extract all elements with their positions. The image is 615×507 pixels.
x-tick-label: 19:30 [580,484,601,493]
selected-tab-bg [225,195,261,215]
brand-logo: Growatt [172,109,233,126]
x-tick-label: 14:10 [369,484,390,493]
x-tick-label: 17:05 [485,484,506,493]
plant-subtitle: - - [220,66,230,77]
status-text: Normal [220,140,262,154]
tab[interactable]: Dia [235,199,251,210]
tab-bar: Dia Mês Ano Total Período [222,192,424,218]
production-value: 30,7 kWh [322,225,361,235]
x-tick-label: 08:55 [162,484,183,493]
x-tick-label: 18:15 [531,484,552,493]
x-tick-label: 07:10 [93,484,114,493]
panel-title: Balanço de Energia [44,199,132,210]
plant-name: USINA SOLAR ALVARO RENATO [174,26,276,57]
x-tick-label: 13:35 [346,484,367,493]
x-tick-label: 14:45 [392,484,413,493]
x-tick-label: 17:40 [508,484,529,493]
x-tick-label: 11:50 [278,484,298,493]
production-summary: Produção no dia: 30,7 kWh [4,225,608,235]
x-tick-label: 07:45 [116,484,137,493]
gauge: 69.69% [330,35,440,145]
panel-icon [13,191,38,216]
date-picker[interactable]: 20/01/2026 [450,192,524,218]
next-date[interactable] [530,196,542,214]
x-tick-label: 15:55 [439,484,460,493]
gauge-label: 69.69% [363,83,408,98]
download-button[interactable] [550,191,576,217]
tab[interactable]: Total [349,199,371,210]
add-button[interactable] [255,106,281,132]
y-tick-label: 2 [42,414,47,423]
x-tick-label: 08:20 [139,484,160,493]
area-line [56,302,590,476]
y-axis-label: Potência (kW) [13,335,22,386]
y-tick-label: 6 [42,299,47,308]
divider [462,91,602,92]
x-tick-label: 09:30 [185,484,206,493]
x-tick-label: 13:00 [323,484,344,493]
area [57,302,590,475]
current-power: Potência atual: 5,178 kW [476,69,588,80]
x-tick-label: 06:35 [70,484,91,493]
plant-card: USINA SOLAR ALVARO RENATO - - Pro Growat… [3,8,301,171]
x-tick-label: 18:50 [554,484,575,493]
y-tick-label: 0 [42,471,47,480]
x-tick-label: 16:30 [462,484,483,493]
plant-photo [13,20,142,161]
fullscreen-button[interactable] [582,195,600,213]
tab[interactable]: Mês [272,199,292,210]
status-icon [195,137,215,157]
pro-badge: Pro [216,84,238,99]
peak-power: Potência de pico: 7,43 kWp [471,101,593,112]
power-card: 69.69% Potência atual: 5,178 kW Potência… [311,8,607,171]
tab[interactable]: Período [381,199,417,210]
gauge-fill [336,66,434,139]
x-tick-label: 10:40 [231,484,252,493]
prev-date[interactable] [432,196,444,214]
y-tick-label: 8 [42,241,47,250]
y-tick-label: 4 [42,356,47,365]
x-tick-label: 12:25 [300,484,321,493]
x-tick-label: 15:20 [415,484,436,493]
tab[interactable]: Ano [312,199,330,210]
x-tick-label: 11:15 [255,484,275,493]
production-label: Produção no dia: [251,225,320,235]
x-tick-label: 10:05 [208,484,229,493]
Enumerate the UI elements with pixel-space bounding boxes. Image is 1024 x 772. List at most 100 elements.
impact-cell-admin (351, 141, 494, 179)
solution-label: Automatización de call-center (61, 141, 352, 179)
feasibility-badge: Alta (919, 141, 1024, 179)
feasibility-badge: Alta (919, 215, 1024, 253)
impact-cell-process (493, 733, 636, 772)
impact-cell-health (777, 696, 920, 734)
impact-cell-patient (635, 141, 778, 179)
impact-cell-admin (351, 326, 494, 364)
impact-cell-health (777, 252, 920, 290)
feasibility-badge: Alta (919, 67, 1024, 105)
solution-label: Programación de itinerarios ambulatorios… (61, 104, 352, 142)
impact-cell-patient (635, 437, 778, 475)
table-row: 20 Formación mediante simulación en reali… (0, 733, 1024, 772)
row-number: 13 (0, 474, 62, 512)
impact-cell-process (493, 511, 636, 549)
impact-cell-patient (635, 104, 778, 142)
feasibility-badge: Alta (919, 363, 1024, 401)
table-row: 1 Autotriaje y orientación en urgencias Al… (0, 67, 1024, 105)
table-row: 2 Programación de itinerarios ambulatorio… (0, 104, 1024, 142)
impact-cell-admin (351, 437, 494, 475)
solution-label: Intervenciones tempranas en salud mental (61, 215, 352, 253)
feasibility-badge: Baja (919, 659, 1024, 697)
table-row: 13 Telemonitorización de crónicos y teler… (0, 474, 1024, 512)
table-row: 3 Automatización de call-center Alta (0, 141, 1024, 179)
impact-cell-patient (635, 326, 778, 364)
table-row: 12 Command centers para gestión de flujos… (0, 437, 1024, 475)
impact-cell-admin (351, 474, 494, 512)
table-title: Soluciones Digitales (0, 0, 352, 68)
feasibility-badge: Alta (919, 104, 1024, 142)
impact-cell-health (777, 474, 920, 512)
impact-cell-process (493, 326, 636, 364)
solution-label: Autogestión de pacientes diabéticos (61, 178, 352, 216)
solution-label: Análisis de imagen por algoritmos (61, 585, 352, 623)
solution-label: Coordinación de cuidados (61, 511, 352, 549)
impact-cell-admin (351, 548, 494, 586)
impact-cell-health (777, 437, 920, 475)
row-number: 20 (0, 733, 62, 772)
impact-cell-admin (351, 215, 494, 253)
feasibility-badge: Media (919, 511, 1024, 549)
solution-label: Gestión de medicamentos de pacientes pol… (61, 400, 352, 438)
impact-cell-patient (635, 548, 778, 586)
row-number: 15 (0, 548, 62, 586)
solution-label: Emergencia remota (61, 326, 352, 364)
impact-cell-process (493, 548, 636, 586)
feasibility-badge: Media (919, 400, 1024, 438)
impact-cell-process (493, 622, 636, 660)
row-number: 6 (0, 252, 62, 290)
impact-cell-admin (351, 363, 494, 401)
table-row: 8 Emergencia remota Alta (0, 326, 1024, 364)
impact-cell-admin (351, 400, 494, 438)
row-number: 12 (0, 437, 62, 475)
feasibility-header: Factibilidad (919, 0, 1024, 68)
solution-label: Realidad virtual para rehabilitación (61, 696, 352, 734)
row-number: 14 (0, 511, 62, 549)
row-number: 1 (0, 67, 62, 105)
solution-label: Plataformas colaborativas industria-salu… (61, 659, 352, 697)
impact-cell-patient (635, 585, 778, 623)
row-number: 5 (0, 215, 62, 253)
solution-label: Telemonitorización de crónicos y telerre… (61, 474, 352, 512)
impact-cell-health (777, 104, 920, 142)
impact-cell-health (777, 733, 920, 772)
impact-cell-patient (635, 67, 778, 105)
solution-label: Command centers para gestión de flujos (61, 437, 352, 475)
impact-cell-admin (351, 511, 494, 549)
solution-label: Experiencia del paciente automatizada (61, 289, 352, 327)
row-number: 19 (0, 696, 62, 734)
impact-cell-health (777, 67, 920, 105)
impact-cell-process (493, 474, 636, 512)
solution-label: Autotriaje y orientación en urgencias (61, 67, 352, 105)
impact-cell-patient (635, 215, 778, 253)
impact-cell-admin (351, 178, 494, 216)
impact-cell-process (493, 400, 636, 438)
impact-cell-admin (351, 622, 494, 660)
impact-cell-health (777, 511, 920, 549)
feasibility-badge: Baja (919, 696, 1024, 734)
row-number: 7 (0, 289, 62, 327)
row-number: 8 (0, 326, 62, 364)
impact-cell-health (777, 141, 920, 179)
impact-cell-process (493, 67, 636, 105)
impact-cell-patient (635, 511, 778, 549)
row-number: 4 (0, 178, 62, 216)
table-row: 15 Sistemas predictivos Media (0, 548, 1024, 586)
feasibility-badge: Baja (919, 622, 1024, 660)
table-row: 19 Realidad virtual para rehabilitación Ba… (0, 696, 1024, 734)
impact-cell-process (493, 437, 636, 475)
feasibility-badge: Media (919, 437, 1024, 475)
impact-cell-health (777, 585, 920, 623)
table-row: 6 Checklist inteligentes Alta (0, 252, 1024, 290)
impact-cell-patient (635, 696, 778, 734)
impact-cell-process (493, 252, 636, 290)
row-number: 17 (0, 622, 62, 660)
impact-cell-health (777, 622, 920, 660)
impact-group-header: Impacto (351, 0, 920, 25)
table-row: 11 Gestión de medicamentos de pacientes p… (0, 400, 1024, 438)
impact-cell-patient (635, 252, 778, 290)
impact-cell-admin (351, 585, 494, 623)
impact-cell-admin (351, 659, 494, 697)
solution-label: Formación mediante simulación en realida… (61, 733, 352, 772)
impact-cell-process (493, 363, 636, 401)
*-*-*
Short exercise> Replace "x-tick-label" with "x-axis-label" in the rows from the first one through the row that contains "tab[interactable]: Dia [235,199,251,210]", changing nothing else. Give only those rows.

The completed task>
extract all elements with their positions. The image is 615×507 pixels.
x-axis-label: 19:30 [580,484,601,493]
selected-tab-bg [225,195,261,215]
brand-logo: Growatt [172,109,233,126]
x-axis-label: 14:10 [369,484,390,493]
x-axis-label: 17:05 [485,484,506,493]
plant-subtitle: - - [220,66,230,77]
status-text: Normal [220,140,262,154]
tab[interactable]: Dia [235,199,251,210]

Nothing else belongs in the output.